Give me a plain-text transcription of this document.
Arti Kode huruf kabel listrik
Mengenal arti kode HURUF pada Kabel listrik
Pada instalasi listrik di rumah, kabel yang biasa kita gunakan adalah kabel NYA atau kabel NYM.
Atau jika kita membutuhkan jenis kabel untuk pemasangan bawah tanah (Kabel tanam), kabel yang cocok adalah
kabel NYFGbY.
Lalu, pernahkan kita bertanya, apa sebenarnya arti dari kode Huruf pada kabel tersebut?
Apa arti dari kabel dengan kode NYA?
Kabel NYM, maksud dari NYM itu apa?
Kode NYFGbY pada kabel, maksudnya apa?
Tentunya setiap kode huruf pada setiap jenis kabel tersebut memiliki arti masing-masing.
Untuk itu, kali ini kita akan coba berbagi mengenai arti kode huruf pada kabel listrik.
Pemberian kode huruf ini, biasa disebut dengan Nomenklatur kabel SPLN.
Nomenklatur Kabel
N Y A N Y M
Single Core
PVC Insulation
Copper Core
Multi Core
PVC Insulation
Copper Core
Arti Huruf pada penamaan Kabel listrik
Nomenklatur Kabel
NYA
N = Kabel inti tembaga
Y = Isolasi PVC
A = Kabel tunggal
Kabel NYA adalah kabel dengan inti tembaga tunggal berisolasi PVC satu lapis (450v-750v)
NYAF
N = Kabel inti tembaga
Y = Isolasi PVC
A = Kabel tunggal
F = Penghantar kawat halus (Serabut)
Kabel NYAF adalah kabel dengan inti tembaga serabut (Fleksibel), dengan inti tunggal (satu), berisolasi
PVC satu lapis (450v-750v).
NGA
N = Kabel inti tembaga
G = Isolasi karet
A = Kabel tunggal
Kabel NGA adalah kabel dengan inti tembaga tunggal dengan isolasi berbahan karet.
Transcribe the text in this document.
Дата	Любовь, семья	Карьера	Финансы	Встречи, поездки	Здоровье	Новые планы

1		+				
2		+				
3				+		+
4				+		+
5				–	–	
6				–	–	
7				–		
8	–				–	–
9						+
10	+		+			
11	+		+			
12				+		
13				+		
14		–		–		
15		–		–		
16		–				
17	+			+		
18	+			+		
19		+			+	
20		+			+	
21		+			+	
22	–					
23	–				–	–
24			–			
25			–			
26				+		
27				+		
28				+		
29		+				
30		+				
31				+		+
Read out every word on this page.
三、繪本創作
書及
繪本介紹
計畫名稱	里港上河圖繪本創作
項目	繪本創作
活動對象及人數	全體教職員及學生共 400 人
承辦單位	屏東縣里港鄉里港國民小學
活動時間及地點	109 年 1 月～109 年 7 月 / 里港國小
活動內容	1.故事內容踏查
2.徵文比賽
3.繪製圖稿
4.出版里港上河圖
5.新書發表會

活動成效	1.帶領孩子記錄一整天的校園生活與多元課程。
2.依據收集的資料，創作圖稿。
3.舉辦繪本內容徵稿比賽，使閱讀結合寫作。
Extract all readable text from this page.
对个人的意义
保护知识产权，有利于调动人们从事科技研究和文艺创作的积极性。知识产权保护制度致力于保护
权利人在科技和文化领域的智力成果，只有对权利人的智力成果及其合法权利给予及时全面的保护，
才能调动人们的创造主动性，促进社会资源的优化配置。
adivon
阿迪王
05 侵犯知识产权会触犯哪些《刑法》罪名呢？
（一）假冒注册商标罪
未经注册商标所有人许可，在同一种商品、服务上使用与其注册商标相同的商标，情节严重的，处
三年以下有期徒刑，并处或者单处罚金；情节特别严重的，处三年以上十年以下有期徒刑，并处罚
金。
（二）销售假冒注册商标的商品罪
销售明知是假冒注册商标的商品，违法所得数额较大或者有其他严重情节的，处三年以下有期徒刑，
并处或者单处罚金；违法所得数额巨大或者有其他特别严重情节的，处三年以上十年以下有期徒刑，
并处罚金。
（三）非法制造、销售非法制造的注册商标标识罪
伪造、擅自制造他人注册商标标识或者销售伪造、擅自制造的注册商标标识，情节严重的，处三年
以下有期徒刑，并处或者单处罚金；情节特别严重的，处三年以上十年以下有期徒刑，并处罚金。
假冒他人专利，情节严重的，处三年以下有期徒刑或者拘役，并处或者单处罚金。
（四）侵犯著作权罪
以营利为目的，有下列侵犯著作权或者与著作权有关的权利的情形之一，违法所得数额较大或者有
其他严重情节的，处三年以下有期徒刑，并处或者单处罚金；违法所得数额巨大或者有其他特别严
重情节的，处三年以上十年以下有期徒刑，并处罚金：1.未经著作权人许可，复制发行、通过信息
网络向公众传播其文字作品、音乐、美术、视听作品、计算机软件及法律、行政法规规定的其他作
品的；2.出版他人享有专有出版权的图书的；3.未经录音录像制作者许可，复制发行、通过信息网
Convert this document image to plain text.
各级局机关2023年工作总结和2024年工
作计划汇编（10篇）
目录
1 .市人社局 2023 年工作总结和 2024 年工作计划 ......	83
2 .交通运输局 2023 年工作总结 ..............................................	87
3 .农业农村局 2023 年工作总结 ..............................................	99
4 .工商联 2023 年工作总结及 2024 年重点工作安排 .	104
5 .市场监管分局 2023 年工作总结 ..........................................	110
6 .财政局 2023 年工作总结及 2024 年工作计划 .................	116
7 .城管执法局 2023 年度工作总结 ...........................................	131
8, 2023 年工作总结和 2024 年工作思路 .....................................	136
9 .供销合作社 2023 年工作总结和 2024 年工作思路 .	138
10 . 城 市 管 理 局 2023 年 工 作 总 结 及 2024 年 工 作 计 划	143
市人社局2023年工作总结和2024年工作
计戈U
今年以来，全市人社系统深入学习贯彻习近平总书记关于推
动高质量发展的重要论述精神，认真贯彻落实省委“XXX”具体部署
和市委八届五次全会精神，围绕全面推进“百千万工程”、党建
•••
Work to do: How many of these lines contain "复制发行"? Write only the number.

Response to this task: 2